### What you need to do:
Where a line of the material contains the string "other", copy that line.

Begin Source records

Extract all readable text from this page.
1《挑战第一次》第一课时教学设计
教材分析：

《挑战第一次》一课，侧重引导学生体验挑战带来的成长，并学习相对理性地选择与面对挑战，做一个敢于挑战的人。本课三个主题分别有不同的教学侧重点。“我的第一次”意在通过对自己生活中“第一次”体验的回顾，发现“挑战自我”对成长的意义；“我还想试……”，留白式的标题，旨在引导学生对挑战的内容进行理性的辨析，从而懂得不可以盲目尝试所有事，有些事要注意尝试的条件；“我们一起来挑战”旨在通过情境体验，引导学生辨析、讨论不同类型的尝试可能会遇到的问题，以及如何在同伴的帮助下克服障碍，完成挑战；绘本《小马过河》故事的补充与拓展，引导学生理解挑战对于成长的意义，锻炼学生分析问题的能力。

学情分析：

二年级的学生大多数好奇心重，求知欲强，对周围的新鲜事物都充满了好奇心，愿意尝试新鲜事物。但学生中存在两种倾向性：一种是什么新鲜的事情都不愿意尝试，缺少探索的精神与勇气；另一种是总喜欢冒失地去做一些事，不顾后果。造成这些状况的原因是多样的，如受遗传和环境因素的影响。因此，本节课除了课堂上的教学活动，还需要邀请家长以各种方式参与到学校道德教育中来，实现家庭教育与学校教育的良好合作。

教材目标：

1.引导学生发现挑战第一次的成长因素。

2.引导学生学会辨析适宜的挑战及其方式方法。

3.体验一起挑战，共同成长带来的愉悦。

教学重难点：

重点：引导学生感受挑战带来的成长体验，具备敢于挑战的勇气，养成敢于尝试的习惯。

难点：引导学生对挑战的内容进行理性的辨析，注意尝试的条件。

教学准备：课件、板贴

End Source records
Begin Source records

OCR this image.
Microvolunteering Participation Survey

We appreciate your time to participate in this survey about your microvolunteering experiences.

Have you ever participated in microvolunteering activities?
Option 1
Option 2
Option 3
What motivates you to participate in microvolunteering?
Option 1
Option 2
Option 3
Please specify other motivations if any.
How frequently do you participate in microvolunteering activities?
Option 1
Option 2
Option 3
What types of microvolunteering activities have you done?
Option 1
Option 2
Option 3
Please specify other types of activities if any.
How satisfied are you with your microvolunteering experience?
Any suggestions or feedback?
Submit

End Source records

### Finished answer:
Please specify other motivations if any.
Please specify other types of activities if any.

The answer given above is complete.